- GIVEN PROBLEM
Restate, word for word, every line of the data.

- THE DATA
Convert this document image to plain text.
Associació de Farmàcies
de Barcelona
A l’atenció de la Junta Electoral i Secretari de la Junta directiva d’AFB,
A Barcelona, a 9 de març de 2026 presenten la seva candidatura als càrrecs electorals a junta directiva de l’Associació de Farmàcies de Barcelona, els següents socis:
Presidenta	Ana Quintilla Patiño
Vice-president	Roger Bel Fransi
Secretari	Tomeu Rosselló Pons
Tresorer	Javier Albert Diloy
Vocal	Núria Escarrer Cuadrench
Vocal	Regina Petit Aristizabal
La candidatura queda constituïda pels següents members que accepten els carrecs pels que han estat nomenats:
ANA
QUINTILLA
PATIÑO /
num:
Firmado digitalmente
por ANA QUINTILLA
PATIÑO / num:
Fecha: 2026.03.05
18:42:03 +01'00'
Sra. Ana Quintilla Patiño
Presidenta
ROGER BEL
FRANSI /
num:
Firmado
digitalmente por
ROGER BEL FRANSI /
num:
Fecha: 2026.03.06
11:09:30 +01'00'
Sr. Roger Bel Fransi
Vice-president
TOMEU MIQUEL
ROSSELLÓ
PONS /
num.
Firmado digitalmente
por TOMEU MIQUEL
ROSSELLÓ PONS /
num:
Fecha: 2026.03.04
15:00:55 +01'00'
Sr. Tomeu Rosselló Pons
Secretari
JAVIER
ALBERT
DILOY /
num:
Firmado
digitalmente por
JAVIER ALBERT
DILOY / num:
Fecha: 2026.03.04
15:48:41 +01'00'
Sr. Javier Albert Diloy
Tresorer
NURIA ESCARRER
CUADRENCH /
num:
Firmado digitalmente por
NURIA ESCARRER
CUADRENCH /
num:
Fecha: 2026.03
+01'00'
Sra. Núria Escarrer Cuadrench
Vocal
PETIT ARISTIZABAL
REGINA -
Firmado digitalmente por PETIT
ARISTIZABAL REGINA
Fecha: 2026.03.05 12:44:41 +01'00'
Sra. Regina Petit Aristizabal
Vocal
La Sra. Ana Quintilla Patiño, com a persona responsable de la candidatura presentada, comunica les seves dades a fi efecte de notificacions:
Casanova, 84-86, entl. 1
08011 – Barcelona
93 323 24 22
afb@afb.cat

- COMPLETED EXERCISE
Convert this document image to plain text.
Associació de Farmàcies
de Barcelona
A l’atenció de la Junta Electoral i Secretari de la Junta directiva d’AFB,
A Barcelona, a 9 de març de 2026 presenten la seva candidatura als càrrecs electorals a junta directiva de l’Associació de Farmàcies de Barcelona, els següents socis:
Presidenta	Ana Quintilla Patiño
Vice-president	Roger Bel Fransi
Secretari	Tomeu Rosselló Pons
Tresorer	Javier Albert Diloy
Vocal	Núria Escarrer Cuadrench
Vocal	Regina Petit Aristizabal
La candidatura queda constituïda pels següents members que accepten els carrecs pels que han estat nomenats:
ANA
QUINTILLA
PATIÑO /
num:
Firmado digitalmente
por ANA QUINTILLA
PATIÑO / num:
Fecha: 2026.03.05
18:42:03 +01'00'
Sra. Ana Quintilla Patiño
Presidenta
ROGER BEL
FRANSI /
num:
Firmado
digitalmente por
ROGER BEL FRANSI /
num:
Fecha: 2026.03.06
11:09:30 +01'00'
Sr. Roger Bel Fransi
Vice-president
TOMEU MIQUEL
ROSSELLÓ
PONS /
num.
Firmado digitalmente
por TOMEU MIQUEL
ROSSELLÓ PONS /
num:
Fecha: 2026.03.04
15:00:55 +01'00'
Sr. Tomeu Rosselló Pons
Secretari
JAVIER
ALBERT
DILOY /
num:
Firmado
digitalmente por
JAVIER ALBERT
DILOY / num:
Fecha: 2026.03.04
15:48:41 +01'00'
Sr. Javier Albert Diloy
Tresorer
NURIA ESCARRER
CUADRENCH /
num:
Firmado digitalmente por
NURIA ESCARRER
CUADRENCH /
num:
Fecha: 2026.03
+01'00'
Sra. Núria Escarrer Cuadrench
Vocal
PETIT ARISTIZABAL
REGINA -
Firmado digitalmente por PETIT
ARISTIZABAL REGINA
Fecha: 2026.03.05 12:44:41 +01'00'
Sra. Regina Petit Aristizabal
Vocal
La Sra. Ana Quintilla Patiño, com a persona responsable de la candidatura presentada, comunica les seves dades a fi efecte de notificacions:
Casanova, 84-86, entl. 1
08011 – Barcelona
93 323 24 22
afb@afb.cat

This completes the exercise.